• Stated problem
Copy the records below exactly as they are written.

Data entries
________________________

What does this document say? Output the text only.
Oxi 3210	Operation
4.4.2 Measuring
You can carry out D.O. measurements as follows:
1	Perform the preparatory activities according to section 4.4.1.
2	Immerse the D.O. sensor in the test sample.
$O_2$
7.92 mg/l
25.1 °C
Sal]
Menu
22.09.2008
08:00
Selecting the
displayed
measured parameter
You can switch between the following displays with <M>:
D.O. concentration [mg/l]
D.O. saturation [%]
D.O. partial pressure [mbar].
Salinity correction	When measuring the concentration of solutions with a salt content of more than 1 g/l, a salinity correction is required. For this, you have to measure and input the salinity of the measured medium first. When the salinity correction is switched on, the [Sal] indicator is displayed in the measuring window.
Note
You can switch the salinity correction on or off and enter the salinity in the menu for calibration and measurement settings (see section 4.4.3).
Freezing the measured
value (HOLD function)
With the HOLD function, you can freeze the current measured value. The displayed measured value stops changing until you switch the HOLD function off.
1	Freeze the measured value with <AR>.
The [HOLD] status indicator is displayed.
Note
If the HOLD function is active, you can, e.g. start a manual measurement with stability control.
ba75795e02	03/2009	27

________________________

• Answer for the task
What does this document say? Output the text only.
Oxi 3210	Operation
4.4.2 Measuring
You can carry out D.O. measurements as follows:
1	Perform the preparatory activities according to section 4.4.1.
2	Immerse the D.O. sensor in the test sample.
$O_2$
7.92 mg/l
25.1 °C
Sal]
Menu
22.09.2008
08:00
Selecting the
displayed
measured parameter
You can switch between the following displays with <M>:
D.O. concentration [mg/l]
D.O. saturation [%]
D.O. partial pressure [mbar].
Salinity correction	When measuring the concentration of solutions with a salt content of more than 1 g/l, a salinity correction is required. For this, you have to measure and input the salinity of the measured medium first. When the salinity correction is switched on, the [Sal] indicator is displayed in the measuring window.
Note
You can switch the salinity correction on or off and enter the salinity in the menu for calibration and measurement settings (see section 4.4.3).
Freezing the measured
value (HOLD function)
With the HOLD function, you can freeze the current measured value. The displayed measured value stops changing until you switch the HOLD function off.
1	Freeze the measured value with <AR>.
The [HOLD] status indicator is displayed.
Note
If the HOLD function is active, you can, e.g. start a manual measurement with stability control.
ba75795e02	03/2009	27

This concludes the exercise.